▶ _Task data_

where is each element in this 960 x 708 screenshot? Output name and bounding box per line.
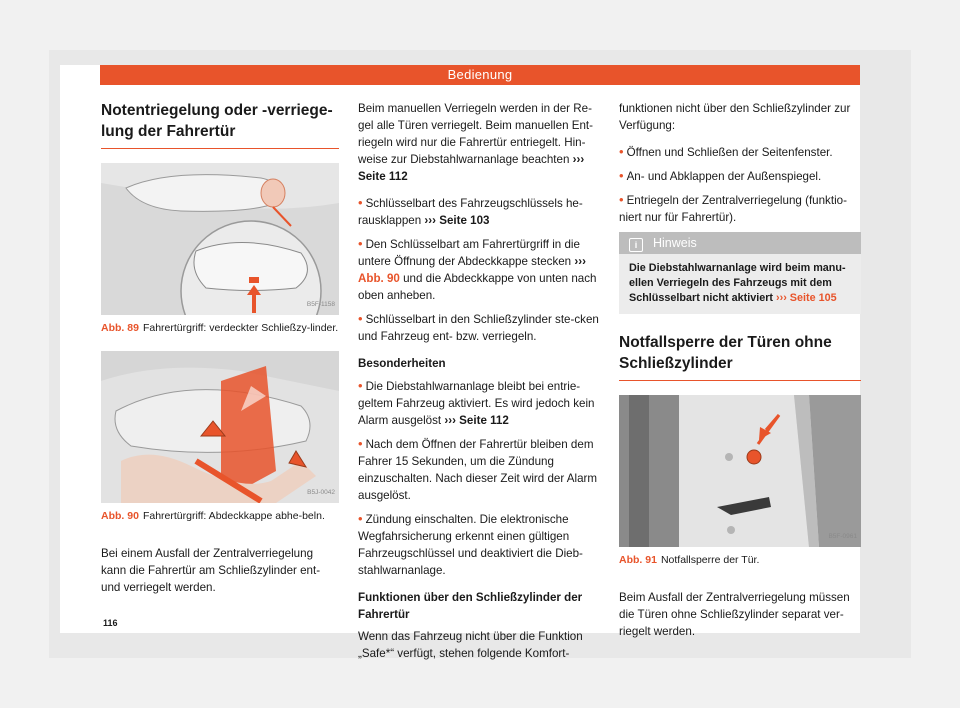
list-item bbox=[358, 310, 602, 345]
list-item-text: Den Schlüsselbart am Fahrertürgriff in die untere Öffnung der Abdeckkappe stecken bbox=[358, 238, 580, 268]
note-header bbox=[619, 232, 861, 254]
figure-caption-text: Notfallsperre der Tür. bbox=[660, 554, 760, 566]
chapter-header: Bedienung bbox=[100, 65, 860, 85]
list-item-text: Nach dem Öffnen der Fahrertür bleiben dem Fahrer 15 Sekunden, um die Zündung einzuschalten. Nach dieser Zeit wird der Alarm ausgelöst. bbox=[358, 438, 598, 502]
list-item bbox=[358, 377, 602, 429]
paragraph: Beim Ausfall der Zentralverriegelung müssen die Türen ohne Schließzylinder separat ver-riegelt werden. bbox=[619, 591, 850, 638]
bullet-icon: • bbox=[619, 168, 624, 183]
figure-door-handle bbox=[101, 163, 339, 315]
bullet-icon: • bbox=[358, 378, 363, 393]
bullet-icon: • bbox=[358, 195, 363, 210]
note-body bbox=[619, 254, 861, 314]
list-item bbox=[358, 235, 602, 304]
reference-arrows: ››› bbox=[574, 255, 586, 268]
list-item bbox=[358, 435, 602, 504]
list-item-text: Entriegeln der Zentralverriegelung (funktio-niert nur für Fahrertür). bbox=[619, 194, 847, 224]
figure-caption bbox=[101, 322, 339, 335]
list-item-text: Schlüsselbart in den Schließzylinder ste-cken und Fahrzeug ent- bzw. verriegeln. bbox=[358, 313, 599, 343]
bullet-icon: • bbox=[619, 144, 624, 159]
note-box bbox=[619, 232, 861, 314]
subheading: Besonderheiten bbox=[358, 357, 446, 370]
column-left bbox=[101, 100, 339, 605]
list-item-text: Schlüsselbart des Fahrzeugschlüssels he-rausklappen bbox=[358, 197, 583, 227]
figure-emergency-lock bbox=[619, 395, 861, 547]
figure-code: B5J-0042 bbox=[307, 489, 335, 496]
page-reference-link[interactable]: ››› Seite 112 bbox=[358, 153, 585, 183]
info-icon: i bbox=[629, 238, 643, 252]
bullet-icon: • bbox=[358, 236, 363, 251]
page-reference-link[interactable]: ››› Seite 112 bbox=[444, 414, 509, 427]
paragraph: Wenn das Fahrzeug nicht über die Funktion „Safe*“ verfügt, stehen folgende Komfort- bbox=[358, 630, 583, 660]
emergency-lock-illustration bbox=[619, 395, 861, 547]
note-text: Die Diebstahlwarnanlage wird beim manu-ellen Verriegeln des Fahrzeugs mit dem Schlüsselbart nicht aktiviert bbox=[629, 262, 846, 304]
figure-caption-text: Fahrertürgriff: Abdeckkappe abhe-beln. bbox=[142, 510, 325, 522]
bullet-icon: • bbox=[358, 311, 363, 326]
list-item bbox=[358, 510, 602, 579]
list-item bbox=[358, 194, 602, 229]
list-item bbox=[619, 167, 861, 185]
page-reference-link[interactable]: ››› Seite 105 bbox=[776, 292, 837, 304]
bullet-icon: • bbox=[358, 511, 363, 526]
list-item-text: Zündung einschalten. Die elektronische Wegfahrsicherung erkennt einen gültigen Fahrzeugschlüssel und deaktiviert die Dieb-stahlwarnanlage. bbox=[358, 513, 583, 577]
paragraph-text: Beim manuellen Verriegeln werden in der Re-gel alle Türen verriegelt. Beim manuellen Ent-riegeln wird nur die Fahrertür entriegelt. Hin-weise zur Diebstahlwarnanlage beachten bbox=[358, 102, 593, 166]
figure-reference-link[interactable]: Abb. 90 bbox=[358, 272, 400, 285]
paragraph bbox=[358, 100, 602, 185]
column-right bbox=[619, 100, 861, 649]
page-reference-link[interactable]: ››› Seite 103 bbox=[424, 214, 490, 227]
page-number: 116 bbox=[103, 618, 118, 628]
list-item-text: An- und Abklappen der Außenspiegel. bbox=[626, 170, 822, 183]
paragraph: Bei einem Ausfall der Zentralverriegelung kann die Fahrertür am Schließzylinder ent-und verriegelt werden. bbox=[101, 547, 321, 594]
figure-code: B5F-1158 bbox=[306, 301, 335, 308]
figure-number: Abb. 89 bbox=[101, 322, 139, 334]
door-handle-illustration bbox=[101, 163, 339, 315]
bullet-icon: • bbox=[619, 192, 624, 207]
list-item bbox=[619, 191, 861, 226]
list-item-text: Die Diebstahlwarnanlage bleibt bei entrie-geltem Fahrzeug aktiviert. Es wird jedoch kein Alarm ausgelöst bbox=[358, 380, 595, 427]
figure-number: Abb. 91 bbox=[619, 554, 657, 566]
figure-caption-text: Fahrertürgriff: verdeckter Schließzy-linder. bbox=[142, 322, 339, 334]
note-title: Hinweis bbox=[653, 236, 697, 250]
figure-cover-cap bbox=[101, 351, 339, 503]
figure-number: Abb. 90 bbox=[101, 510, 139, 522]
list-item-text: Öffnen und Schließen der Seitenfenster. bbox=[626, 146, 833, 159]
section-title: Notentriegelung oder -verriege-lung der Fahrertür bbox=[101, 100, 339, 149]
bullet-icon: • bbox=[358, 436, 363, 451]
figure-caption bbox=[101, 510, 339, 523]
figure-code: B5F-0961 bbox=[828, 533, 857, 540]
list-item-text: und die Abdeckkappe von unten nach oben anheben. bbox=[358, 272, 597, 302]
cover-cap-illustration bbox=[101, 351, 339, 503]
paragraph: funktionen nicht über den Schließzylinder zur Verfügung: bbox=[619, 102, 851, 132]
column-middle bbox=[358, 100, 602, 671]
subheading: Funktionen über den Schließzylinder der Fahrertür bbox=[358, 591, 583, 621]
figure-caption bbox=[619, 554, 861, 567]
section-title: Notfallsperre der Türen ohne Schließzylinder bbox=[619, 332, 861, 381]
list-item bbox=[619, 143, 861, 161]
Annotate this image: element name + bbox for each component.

▶ _Required task_
Please set out all of the material above as a Markdown table with two columns, Row and Entry, giving each line its number and omitting blank lines. Keep the pictures out of the table.

▶ _Solution to this task_
| Row | Entry |
|---|---|
| 1 | where is each element in this 960 x 708 screenshot? Output name and bounding box per line. |
| 2 | list-item bbox=[358, 310, 602, 345] |
| 3 | list-item-text: Den Schlüsselbart am Fahrertürgriff in die untere Öffnung der Abdeckkappe stecken bbox=[358, 238, 580, 268] |
| 4 | note-header bbox=[619, 232, 861, 254] |
| 5 | figure-caption-text: Notfallsperre der Tür. bbox=[660, 554, 760, 566] |
| 6 | chapter-header: Bedienung bbox=[100, 65, 860, 85] |
| 7 | list-item-text: Nach dem Öffnen der Fahrertür bleiben dem Fahrer 15 Sekunden, um die Zündung einzuschalten. Nach dieser Zeit wird der Alarm ausgelöst. bbox=[358, 438, 598, 502] |
| 8 | list-item bbox=[358, 377, 602, 429] |
| 9 | paragraph: Beim Ausfall der Zentralverriegelung müssen die Türen ohne Schließzylinder separat ver-riegelt werden. bbox=[619, 591, 850, 638] |
| 10 | bullet-icon: • bbox=[619, 168, 624, 183] |
| 11 | figure-door-handle bbox=[101, 163, 339, 315] |
| 12 | bullet-icon: • bbox=[358, 378, 363, 393] |
| 13 | bullet-icon: • bbox=[358, 195, 363, 210] |
| 14 | note-body bbox=[619, 254, 861, 314] |
| 15 | list-item bbox=[358, 235, 602, 304] |
| 16 | reference-arrows: ››› bbox=[574, 255, 586, 268] |
| 17 | list-item bbox=[358, 435, 602, 504] |
| 18 | list-item-text: Entriegeln der Zentralverriegelung (funktio-niert nur für Fahrertür). bbox=[619, 194, 847, 224] |
| 19 | figure-caption bbox=[101, 322, 339, 335] |
| 20 | list-item-text: Schlüsselbart in den Schließzylinder ste-cken und Fahrzeug ent- bzw. verriegeln. bbox=[358, 313, 599, 343] |
| 21 | bullet-icon: • bbox=[619, 144, 624, 159] |
| 22 | note-box bbox=[619, 232, 861, 314] |
| 23 | subheading: Besonderheiten bbox=[358, 357, 446, 370] |
| 24 | column-left bbox=[101, 100, 339, 605] |
| 25 | list-item-text: Schlüsselbart des Fahrzeugschlüssels he-rausklappen bbox=[358, 197, 583, 227] |
| 26 | figure-emergency-lock bbox=[619, 395, 861, 547] |
| 27 | figure-code: B5J-0042 bbox=[307, 489, 335, 496] |
| 28 | page-reference-link[interactable]: ››› Seite 112 bbox=[358, 153, 585, 183] |
| 29 | info-icon: i bbox=[629, 238, 643, 252] |
| 30 | bullet-icon: • bbox=[358, 236, 363, 251] |
| 31 | page-reference-link[interactable]: ››› Seite 112 bbox=[444, 414, 509, 427] |
| 32 | paragraph: Wenn das Fahrzeug nicht über die Funktion „Safe*“ verfügt, stehen folgende Komfort- bbox=[358, 630, 583, 660] |
| 33 | emergency-lock-illustration bbox=[619, 395, 861, 547] |
| 34 | note-text: Die Diebstahlwarnanlage wird beim manu-ellen Verriegeln des Fahrzeugs mit dem Schlüsselbart nicht aktiviert bbox=[629, 262, 846, 304] |
| 35 | figure-caption-text: Fahrertürgriff: Abdeckkappe abhe-beln. bbox=[142, 510, 325, 522] |
| 36 | bullet-icon: • bbox=[358, 311, 363, 326] |
| 37 | list-item bbox=[358, 510, 602, 579] |
| 38 | list-item bbox=[358, 194, 602, 229] |
| 39 | list-item bbox=[619, 167, 861, 185] |
| 40 | page-reference-link[interactable]: ››› Seite 105 bbox=[776, 292, 837, 304] |
| 41 | bullet-icon: • bbox=[358, 511, 363, 526] |
| 42 | list-item-text: Zündung einschalten. Die elektronische Wegfahrsicherung erkennt einen gültigen Fahrzeugschlüssel und deaktiviert die Dieb-stahlwarnanlage. bbox=[358, 513, 583, 577] |
| 43 | paragraph-text: Beim manuellen Verriegeln werden in der Re-gel alle Türen verriegelt. Beim manuellen Ent-riegeln wird nur die Fahrertür entriegelt. Hin-weise zur Diebstahlwarnanlage beachten bbox=[358, 102, 593, 166] |
| 44 | figure-reference-link[interactable]: Abb. 90 bbox=[358, 272, 400, 285] |
| 45 | paragraph bbox=[358, 100, 602, 185] |
| 46 | column-right bbox=[619, 100, 861, 649] |
| 47 | page-reference-link[interactable]: ››› Seite 103 bbox=[424, 214, 490, 227] |
| 48 | page-number: 116 bbox=[103, 618, 118, 628] |
| 49 | list-item-text: An- und Abklappen der Außenspiegel. bbox=[626, 170, 822, 183] |
| 50 | paragraph: Bei einem Ausfall der Zentralverriegelung kann die Fahrertür am Schließzylinder ent-und verriegelt werden. bbox=[101, 547, 321, 594] |
| 51 | figure-code: B5F-1158 bbox=[306, 301, 335, 308] |
| 52 | figure-number: Abb. 89 bbox=[101, 322, 139, 334] |
| 53 | door-handle-illustration bbox=[101, 163, 339, 315] |
| 54 | bullet-icon: • bbox=[619, 192, 624, 207] |
| 55 | list-item bbox=[619, 191, 861, 226] |
| 56 | list-item-text: Die Diebstahlwarnanlage bleibt bei entrie-geltem Fahrzeug aktiviert. Es wird jedoch kein Alarm ausgelöst bbox=[358, 380, 595, 427] |
| 57 | figure-number: Abb. 91 bbox=[619, 554, 657, 566] |
| 58 | figure-caption-text: Fahrertürgriff: verdeckter Schließzy-linder. bbox=[142, 322, 339, 334] |
| 59 | note-title: Hinweis bbox=[653, 236, 697, 250] |
| 60 | figure-cover-cap bbox=[101, 351, 339, 503] |
| 61 | figure-number: Abb. 90 bbox=[101, 510, 139, 522] |
| 62 | list-item-text: Öffnen und Schließen der Seitenfenster. bbox=[626, 146, 833, 159] |
| 63 | section-title: Notentriegelung oder -verriege-lung der Fahrertür bbox=[101, 100, 339, 149] |
| 64 | bullet-icon: • bbox=[358, 436, 363, 451] |
| 65 | figure-caption bbox=[101, 510, 339, 523] |
| 66 | figure-code: B5F-0961 bbox=[828, 533, 857, 540] |
| 67 | list-item-text: und die Abdeckkappe von unten nach oben anheben. bbox=[358, 272, 597, 302] |
| 68 | cover-cap-illustration bbox=[101, 351, 339, 503] |
| 69 | paragraph: funktionen nicht über den Schließzylinder zur Verfügung: bbox=[619, 102, 851, 132] |
| 70 | column-middle bbox=[358, 100, 602, 671] |
| 71 | subheading: Funktionen über den Schließzylinder der Fahrertür bbox=[358, 591, 583, 621] |
| 72 | figure-caption bbox=[619, 554, 861, 567] |
| 73 | section-title: Notfallsperre der Türen ohne Schließzylinder bbox=[619, 332, 861, 381] |
| 74 | list-item bbox=[619, 143, 861, 161] |
| 75 | Annotate this image: element name + bbox for each component. |